SHORT TASK — Present each line of the entries below that holds the word "جناب".

- - -

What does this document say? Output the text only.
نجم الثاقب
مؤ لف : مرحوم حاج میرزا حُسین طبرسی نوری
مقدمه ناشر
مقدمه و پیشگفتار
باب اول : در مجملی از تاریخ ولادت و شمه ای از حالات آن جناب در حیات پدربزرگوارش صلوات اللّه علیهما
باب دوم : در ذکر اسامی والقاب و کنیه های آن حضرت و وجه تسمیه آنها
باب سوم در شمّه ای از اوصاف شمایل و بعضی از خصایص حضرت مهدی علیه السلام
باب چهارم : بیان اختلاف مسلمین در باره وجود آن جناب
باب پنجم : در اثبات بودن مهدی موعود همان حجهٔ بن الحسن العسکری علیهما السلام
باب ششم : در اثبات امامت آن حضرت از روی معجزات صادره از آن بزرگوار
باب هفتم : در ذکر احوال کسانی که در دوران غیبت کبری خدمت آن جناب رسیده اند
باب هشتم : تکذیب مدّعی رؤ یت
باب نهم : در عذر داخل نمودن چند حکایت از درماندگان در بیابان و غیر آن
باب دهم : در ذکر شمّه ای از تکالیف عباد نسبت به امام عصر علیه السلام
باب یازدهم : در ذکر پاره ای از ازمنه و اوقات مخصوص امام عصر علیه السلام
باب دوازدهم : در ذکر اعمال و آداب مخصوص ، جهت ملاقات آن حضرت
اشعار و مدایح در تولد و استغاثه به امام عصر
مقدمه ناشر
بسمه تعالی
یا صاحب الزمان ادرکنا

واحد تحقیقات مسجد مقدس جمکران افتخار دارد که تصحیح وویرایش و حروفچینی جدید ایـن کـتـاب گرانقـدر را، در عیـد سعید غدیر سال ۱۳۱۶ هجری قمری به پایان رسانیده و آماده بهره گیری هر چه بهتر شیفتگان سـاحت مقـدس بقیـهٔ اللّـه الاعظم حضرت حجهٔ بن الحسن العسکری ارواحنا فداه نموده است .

- - -

RESULT OF THIS EXERCISE —
باب اول : در مجملی از تاریخ ولادت و شمه ای از حالات آن جناب در حیات پدربزرگوارش صلوات اللّه علیهما
باب چهارم : بیان اختلاف مسلمین در باره وجود آن جناب
باب هفتم : در ذکر احوال کسانی که در دوران غیبت کبری خدمت آن جناب رسیده اند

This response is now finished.